Given problem: Search the material for "Iqbal" and show all lines that contain it.

Given information:
* BEGIN *

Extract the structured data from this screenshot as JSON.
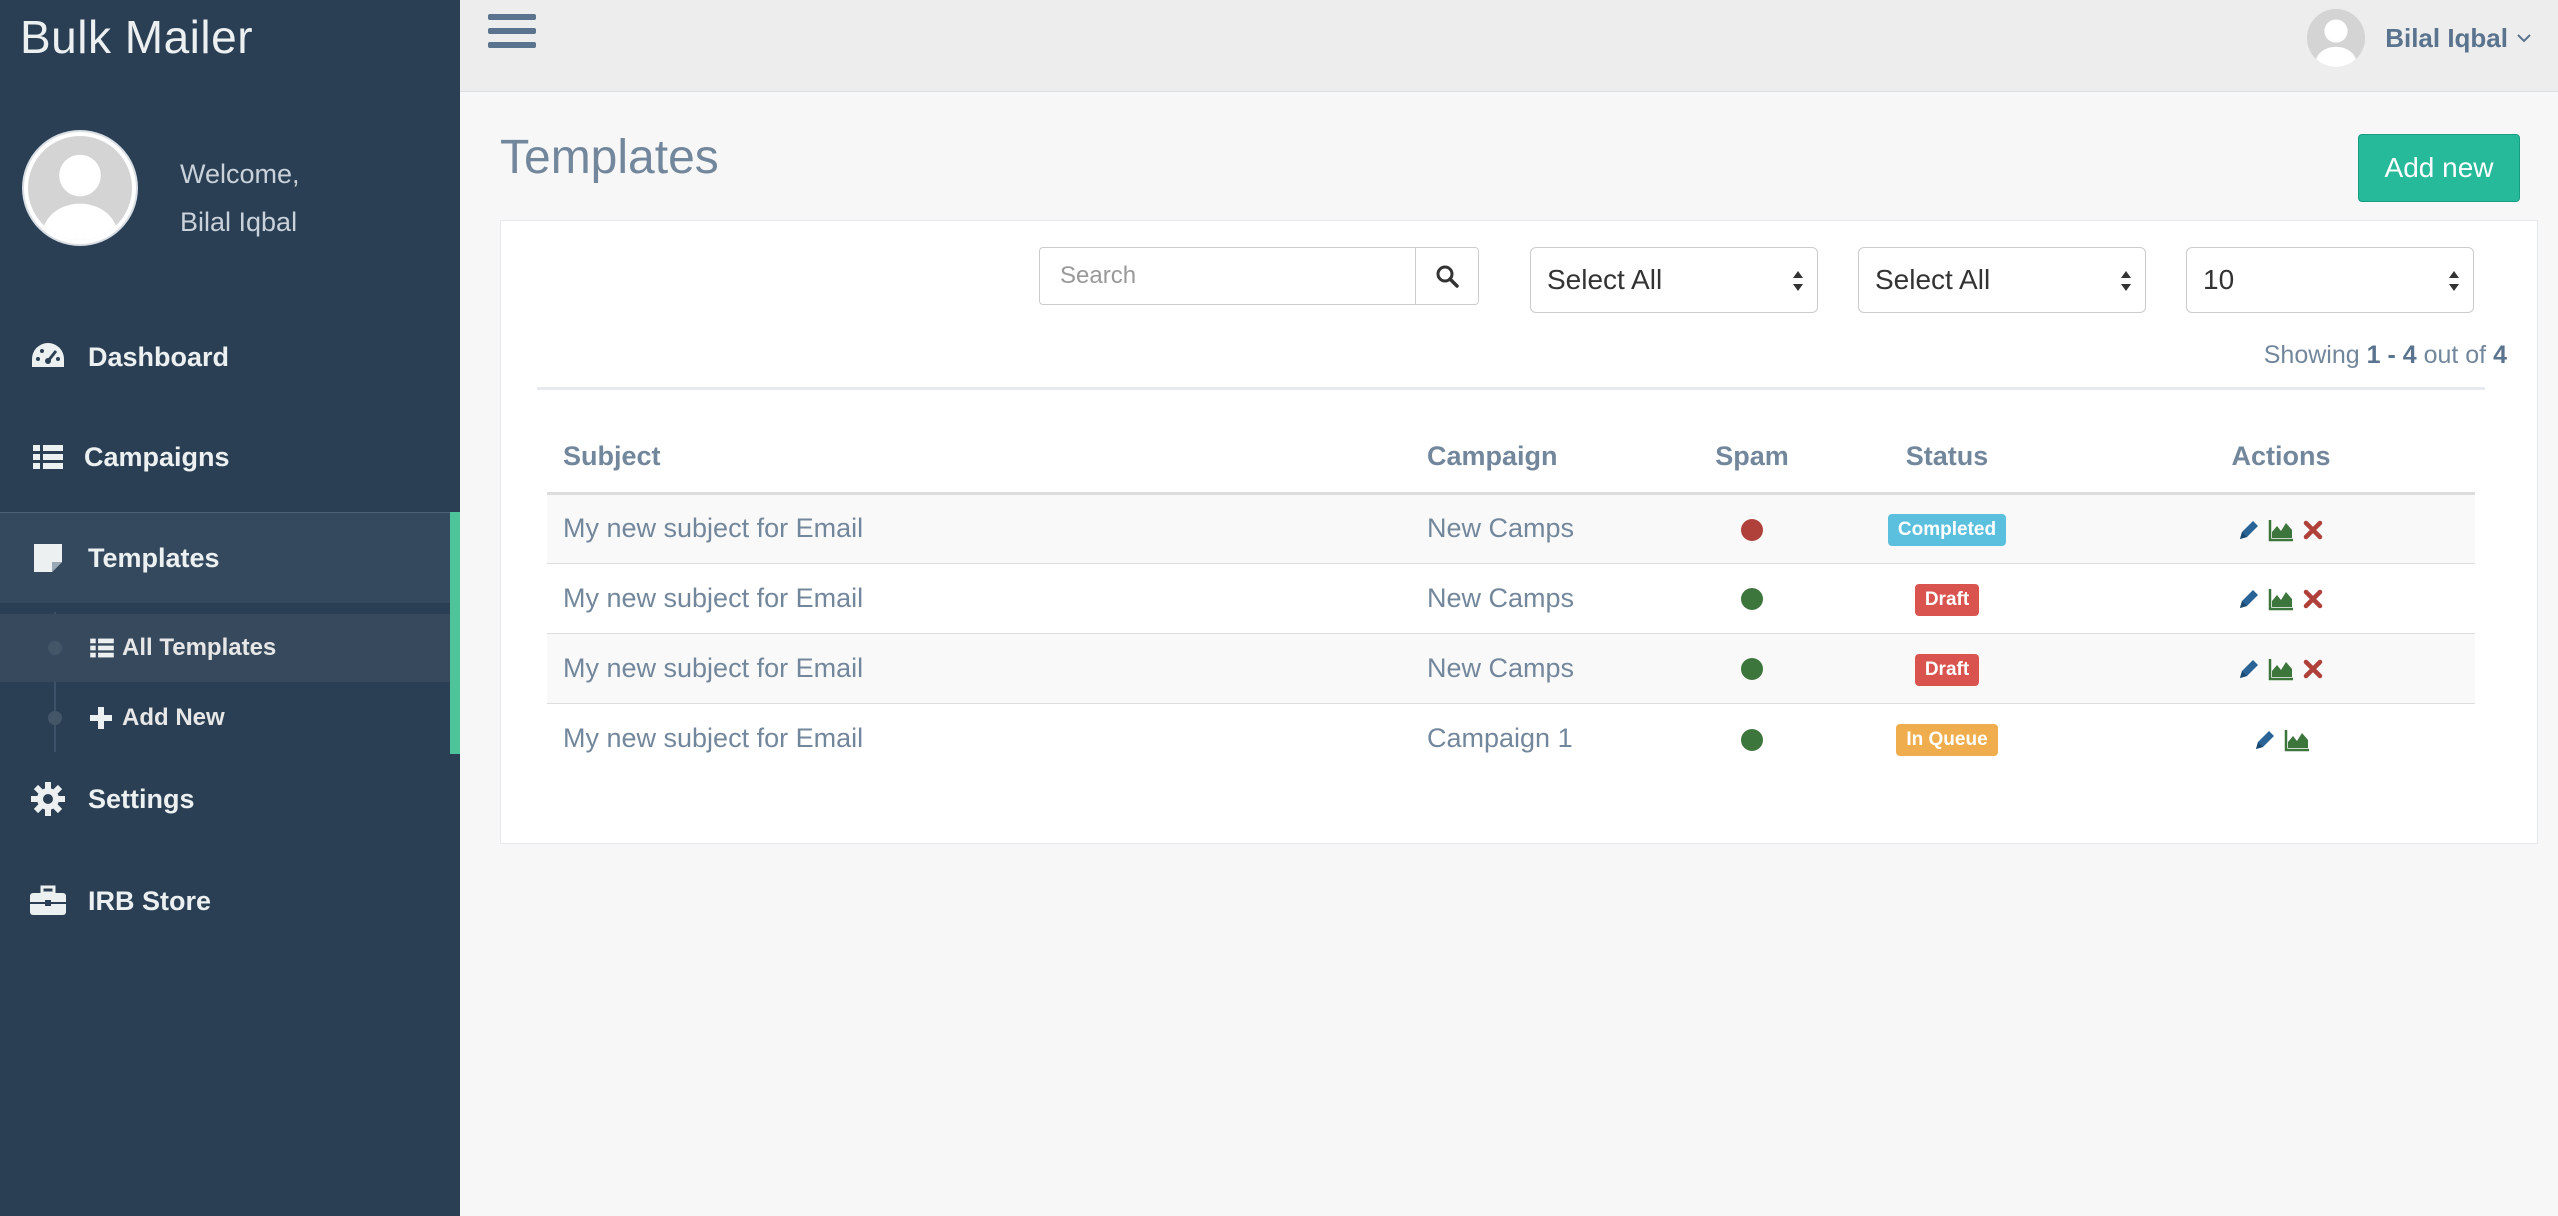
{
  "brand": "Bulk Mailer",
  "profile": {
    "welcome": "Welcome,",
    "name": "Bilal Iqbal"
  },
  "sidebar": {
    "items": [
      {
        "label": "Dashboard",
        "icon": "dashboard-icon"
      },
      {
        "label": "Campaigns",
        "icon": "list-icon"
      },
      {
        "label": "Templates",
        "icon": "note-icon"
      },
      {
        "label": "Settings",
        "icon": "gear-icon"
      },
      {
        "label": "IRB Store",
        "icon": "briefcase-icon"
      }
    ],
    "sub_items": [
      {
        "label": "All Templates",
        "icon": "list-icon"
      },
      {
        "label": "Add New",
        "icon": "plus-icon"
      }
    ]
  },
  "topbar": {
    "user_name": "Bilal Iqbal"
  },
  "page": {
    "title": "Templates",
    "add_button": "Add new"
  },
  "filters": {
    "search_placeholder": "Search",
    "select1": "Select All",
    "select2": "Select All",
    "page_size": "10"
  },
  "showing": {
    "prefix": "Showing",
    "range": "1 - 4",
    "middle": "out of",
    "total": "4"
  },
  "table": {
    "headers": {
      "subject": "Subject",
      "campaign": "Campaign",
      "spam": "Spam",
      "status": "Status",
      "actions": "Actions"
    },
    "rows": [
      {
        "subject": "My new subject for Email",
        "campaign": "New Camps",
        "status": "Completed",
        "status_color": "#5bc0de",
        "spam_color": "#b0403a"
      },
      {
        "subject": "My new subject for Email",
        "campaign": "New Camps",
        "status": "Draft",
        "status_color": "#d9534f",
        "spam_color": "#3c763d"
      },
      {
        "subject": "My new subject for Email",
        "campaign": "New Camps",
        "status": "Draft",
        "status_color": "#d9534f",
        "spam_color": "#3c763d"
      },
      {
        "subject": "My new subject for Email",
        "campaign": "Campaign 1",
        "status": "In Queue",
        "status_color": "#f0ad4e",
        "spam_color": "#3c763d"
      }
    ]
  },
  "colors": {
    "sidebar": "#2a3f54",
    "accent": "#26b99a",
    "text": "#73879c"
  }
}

* END *

Written response:
    "name": "Bilal Iqbal"
    "user_name": "Bilal Iqbal"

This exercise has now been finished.